[REQUIRED TASK]
Gather each line of the records where "JSON" appears.

[Saved data entries]
--------------------------------
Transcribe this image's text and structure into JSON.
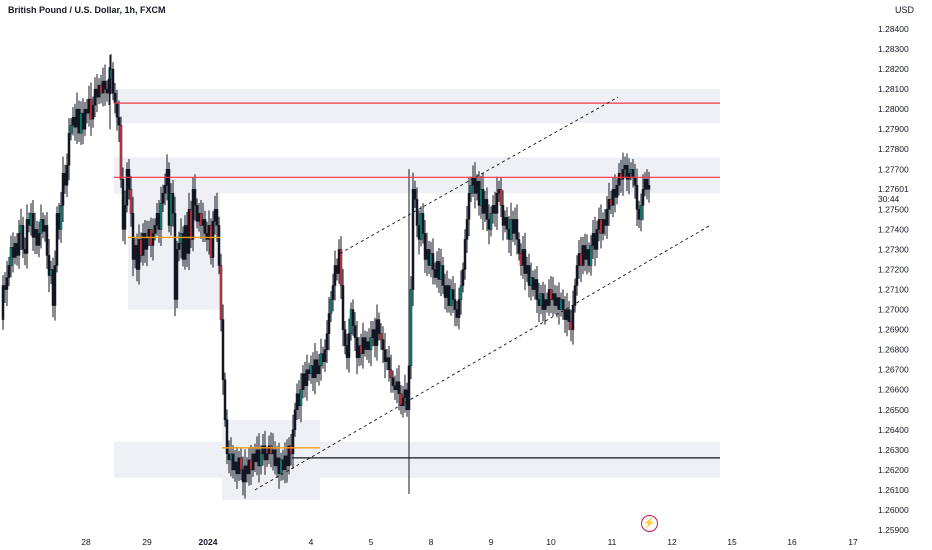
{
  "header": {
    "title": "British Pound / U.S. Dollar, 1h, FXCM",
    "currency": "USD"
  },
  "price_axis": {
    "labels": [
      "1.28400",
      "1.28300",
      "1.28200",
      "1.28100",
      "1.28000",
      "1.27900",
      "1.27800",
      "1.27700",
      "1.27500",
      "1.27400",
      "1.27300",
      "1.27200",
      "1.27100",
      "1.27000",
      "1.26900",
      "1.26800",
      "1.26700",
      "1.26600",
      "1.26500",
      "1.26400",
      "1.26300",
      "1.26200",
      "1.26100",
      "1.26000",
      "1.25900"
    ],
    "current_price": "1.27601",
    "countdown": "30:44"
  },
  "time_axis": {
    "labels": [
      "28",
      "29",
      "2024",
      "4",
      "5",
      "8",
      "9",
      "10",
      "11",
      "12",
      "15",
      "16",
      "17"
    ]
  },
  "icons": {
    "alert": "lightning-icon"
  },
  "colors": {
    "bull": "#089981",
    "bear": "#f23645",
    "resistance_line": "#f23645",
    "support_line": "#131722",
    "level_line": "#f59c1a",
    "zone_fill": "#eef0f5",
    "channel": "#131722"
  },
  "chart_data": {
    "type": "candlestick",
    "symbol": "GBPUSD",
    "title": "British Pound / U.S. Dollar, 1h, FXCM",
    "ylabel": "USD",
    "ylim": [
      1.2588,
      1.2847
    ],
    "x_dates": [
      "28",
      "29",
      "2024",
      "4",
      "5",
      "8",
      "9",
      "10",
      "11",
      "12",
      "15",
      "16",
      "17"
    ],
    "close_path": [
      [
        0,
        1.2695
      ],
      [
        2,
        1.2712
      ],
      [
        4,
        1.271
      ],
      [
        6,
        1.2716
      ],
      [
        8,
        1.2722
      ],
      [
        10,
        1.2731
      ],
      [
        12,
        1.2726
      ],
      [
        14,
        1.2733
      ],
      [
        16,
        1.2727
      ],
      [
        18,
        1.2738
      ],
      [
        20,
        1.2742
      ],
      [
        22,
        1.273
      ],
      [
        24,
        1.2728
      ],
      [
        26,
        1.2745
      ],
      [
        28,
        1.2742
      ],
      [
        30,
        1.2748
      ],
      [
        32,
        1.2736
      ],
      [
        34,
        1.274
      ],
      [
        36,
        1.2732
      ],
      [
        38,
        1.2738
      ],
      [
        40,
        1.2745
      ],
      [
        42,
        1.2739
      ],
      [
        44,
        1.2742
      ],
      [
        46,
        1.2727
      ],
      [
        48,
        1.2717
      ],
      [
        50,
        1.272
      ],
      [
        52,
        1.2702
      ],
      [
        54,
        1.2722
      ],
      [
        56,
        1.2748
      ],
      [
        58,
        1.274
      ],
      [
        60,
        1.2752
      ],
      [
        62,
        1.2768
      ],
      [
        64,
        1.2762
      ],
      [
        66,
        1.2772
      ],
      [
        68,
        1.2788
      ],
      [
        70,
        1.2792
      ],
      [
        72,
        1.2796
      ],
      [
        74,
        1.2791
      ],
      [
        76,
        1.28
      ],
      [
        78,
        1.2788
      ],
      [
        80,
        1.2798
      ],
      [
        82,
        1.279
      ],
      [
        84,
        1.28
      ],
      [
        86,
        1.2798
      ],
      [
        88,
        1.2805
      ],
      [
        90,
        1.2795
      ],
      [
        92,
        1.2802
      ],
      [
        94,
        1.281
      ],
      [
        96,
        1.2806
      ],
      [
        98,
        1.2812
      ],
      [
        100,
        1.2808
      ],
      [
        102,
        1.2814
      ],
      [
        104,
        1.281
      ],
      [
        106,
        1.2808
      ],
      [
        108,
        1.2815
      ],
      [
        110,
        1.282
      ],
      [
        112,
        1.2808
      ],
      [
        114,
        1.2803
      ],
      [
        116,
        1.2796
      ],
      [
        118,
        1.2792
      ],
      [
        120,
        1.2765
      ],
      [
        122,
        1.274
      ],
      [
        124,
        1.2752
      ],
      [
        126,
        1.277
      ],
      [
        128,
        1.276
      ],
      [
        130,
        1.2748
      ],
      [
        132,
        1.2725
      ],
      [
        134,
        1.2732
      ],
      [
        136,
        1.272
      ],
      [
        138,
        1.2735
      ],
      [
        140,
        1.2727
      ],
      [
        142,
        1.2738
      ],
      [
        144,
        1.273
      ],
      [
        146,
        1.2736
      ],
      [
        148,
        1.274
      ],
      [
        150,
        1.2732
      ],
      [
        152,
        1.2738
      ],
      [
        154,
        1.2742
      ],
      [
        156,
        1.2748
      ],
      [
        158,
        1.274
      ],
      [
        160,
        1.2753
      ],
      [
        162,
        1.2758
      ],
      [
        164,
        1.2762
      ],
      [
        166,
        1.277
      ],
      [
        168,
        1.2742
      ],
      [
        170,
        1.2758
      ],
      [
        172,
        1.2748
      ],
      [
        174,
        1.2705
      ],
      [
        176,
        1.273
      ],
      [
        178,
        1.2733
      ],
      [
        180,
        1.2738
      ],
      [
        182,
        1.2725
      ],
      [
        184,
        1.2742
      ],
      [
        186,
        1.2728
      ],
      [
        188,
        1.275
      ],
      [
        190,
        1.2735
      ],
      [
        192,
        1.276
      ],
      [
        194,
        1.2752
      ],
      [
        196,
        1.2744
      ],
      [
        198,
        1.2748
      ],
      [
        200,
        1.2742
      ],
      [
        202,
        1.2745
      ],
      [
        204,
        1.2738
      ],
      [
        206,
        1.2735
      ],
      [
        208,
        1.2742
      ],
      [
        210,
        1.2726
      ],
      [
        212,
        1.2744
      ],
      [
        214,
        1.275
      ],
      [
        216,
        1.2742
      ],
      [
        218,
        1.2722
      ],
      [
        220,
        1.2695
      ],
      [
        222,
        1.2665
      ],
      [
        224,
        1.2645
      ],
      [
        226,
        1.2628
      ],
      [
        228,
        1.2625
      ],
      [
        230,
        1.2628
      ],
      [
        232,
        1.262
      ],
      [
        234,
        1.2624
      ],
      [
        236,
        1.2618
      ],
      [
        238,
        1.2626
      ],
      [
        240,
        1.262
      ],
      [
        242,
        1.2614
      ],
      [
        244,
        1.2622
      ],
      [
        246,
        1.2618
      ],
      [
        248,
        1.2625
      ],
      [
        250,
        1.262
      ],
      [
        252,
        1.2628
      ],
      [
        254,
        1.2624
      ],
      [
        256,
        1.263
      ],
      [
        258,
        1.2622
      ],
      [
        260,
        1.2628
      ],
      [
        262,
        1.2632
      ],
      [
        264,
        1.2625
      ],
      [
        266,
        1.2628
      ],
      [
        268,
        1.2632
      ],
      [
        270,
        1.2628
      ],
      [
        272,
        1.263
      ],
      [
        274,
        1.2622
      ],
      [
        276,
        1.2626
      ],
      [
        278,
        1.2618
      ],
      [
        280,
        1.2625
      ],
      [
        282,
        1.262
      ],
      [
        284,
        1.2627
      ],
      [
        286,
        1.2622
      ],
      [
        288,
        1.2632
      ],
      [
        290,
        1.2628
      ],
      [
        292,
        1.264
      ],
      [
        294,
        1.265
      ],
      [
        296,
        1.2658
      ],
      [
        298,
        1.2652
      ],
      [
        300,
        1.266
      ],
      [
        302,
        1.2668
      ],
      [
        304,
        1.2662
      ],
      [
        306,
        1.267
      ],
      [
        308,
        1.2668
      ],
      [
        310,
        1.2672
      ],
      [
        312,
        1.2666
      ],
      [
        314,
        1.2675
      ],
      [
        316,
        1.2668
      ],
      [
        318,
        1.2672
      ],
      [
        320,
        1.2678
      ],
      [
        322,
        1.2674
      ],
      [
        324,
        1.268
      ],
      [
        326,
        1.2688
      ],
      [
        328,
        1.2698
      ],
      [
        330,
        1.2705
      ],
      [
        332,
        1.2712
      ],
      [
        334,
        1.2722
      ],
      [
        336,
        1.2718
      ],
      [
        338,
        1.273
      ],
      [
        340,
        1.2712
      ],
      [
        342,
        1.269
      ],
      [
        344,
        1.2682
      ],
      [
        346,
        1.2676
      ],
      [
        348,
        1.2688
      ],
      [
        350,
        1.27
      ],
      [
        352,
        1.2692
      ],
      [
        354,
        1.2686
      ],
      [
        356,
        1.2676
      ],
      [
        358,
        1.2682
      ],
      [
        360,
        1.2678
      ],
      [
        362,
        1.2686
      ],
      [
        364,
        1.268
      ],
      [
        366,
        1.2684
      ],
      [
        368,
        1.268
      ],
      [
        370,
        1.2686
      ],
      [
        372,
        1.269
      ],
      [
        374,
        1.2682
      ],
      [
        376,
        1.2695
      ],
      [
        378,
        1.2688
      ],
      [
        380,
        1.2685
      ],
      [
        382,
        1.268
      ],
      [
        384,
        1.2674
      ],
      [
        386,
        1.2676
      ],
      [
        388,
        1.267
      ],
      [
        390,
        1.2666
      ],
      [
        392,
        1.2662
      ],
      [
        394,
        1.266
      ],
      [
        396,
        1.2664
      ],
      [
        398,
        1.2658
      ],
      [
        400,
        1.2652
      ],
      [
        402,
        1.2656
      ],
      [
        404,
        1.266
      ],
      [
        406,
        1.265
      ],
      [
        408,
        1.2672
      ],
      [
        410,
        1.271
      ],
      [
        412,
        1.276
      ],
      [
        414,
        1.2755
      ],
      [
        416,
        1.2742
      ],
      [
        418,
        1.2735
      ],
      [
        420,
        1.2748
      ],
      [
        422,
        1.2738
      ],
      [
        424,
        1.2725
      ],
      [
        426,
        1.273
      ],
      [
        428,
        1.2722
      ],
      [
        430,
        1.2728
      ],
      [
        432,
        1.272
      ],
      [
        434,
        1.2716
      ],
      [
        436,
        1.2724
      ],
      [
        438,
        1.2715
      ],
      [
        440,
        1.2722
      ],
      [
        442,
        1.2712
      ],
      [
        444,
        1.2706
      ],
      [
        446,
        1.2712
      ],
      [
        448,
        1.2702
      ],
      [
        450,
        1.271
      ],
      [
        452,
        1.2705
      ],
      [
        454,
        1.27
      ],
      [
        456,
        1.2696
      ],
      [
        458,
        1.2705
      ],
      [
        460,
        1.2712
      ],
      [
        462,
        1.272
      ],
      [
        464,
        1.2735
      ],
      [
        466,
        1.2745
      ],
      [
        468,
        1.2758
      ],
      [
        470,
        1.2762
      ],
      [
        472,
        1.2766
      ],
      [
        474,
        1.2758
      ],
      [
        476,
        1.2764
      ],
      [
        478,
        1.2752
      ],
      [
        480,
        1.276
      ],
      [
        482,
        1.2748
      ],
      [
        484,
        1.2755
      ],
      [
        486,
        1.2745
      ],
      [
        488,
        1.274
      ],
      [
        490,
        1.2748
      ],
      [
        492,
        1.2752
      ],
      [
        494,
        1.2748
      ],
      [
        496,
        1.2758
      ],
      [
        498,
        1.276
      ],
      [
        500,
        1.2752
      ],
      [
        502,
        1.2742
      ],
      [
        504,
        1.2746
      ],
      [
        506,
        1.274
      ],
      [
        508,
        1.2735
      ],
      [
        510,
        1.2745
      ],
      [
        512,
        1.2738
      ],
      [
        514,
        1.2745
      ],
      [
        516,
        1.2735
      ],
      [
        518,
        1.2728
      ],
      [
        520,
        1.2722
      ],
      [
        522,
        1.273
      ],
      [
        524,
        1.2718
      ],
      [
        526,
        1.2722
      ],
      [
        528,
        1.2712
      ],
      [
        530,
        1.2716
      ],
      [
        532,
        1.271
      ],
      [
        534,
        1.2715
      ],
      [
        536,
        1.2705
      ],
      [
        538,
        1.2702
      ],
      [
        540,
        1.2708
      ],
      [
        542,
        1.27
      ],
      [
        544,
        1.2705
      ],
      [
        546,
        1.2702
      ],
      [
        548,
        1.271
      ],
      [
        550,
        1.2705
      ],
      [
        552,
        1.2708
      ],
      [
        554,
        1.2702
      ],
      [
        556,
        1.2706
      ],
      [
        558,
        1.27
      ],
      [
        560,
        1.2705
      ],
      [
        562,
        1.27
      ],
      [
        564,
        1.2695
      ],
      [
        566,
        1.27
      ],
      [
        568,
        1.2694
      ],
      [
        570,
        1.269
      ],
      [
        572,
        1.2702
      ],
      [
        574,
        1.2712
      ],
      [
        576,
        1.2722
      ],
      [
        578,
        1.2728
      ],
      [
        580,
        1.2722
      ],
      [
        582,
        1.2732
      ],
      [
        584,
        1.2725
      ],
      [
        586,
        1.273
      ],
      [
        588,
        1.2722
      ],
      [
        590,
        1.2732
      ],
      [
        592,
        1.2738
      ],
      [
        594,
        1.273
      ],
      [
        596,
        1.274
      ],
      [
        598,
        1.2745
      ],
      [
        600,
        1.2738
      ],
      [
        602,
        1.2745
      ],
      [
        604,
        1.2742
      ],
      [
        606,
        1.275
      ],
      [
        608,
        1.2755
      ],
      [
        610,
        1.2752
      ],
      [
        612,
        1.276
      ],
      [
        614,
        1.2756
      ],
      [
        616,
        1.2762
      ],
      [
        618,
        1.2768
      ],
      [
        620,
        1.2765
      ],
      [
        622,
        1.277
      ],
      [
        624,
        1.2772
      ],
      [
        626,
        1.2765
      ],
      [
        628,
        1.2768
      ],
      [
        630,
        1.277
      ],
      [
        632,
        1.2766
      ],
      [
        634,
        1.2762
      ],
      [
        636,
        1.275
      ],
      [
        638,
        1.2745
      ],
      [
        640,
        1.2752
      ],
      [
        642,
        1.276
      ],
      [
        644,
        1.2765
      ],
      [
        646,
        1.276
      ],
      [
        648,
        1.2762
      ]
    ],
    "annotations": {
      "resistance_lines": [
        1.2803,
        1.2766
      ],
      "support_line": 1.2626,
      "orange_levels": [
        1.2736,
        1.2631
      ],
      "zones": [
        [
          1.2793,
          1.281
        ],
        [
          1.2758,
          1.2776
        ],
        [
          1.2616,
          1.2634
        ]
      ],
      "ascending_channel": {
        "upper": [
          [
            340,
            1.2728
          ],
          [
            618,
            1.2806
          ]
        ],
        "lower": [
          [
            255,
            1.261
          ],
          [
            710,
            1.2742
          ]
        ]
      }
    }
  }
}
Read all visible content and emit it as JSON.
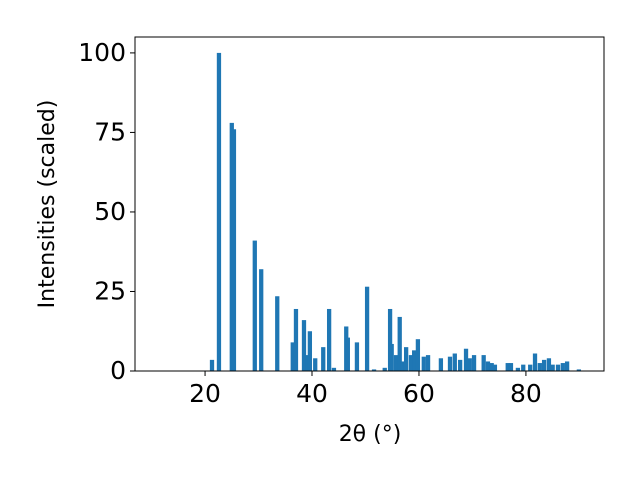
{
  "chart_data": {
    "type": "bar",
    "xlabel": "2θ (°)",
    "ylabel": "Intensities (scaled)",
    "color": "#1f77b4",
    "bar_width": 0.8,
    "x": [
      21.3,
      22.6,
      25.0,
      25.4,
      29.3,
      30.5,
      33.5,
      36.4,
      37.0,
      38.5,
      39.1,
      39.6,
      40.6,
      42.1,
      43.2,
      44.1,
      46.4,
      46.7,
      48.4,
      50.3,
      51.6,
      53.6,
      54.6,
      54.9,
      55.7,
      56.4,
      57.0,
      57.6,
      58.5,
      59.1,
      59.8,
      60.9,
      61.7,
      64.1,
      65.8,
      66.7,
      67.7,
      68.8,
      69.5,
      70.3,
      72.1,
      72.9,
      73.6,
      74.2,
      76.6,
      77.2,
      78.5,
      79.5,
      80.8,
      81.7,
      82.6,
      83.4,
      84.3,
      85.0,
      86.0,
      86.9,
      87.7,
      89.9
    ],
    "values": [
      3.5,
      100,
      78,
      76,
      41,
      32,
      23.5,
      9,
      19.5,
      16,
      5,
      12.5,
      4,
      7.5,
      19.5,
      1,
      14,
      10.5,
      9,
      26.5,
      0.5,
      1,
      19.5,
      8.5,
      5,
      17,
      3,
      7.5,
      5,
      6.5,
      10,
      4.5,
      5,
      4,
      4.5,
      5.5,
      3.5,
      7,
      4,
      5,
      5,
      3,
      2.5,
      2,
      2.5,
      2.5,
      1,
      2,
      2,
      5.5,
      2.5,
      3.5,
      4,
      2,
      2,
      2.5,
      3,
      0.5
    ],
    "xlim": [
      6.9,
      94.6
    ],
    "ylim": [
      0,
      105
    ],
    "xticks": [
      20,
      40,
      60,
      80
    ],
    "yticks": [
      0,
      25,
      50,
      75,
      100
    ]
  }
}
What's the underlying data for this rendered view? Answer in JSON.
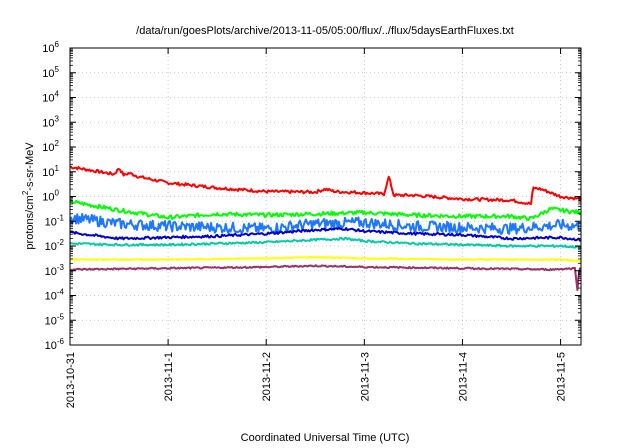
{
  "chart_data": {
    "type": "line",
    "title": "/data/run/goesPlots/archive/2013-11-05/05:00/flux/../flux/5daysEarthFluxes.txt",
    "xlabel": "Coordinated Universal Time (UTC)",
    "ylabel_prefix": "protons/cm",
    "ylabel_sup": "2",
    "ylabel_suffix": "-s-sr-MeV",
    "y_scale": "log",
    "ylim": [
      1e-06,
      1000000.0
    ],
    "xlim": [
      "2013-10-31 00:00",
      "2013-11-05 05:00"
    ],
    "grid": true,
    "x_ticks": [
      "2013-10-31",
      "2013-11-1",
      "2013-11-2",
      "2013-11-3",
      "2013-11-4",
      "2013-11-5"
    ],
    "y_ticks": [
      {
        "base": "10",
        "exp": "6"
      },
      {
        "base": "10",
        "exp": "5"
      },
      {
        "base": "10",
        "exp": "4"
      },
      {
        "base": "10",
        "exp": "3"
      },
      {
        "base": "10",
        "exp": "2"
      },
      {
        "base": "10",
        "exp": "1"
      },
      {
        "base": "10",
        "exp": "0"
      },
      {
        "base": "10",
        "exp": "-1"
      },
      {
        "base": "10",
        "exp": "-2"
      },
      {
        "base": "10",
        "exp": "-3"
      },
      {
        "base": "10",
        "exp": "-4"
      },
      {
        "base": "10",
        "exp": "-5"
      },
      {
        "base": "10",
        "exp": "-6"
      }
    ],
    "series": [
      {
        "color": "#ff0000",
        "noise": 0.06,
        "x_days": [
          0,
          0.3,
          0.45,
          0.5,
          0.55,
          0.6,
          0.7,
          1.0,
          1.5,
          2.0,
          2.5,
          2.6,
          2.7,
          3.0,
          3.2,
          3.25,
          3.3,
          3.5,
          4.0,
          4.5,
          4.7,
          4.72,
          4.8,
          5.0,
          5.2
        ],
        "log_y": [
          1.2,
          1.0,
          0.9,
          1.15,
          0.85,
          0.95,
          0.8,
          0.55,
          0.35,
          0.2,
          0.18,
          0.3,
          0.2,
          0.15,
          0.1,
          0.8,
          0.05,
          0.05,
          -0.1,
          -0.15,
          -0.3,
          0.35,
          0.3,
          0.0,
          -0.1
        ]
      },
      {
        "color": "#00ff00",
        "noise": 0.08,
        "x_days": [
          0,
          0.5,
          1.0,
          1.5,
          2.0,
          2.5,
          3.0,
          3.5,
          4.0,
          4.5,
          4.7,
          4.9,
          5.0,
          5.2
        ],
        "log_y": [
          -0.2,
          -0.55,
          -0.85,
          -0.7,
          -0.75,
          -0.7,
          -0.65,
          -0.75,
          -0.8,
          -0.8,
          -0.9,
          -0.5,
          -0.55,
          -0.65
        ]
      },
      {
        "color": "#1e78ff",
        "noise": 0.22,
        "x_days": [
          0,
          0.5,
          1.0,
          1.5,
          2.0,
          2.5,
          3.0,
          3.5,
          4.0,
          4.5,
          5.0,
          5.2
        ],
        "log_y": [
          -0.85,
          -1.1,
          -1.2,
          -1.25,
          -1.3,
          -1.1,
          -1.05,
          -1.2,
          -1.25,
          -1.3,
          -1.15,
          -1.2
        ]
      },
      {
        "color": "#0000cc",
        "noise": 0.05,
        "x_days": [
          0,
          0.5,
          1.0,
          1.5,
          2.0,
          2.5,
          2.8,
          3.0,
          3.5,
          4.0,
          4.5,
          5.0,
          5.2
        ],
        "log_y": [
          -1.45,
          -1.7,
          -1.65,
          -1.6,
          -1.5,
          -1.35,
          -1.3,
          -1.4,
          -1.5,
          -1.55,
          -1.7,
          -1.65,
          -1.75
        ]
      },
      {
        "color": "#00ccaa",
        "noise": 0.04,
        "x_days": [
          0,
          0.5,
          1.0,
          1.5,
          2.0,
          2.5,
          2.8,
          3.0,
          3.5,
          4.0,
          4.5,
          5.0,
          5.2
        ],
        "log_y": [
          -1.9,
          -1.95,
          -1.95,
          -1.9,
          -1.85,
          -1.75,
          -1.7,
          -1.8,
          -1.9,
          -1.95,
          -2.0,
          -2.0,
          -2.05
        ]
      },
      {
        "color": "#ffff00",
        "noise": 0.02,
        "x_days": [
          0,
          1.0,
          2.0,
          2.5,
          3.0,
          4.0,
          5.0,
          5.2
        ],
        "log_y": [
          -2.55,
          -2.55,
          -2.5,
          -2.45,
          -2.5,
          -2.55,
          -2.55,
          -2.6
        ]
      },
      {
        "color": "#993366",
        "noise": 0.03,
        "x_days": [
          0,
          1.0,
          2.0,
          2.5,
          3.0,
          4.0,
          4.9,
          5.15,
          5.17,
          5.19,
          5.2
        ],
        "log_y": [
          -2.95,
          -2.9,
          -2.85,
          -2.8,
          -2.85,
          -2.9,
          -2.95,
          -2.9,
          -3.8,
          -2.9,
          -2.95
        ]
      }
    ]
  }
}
--------------------------------
[REPLY]
Transcribe this image's text and structure into JSON.
Read all visible content and emit it as JSON.
What's the underlying data for this rendered view? Answer in JSON.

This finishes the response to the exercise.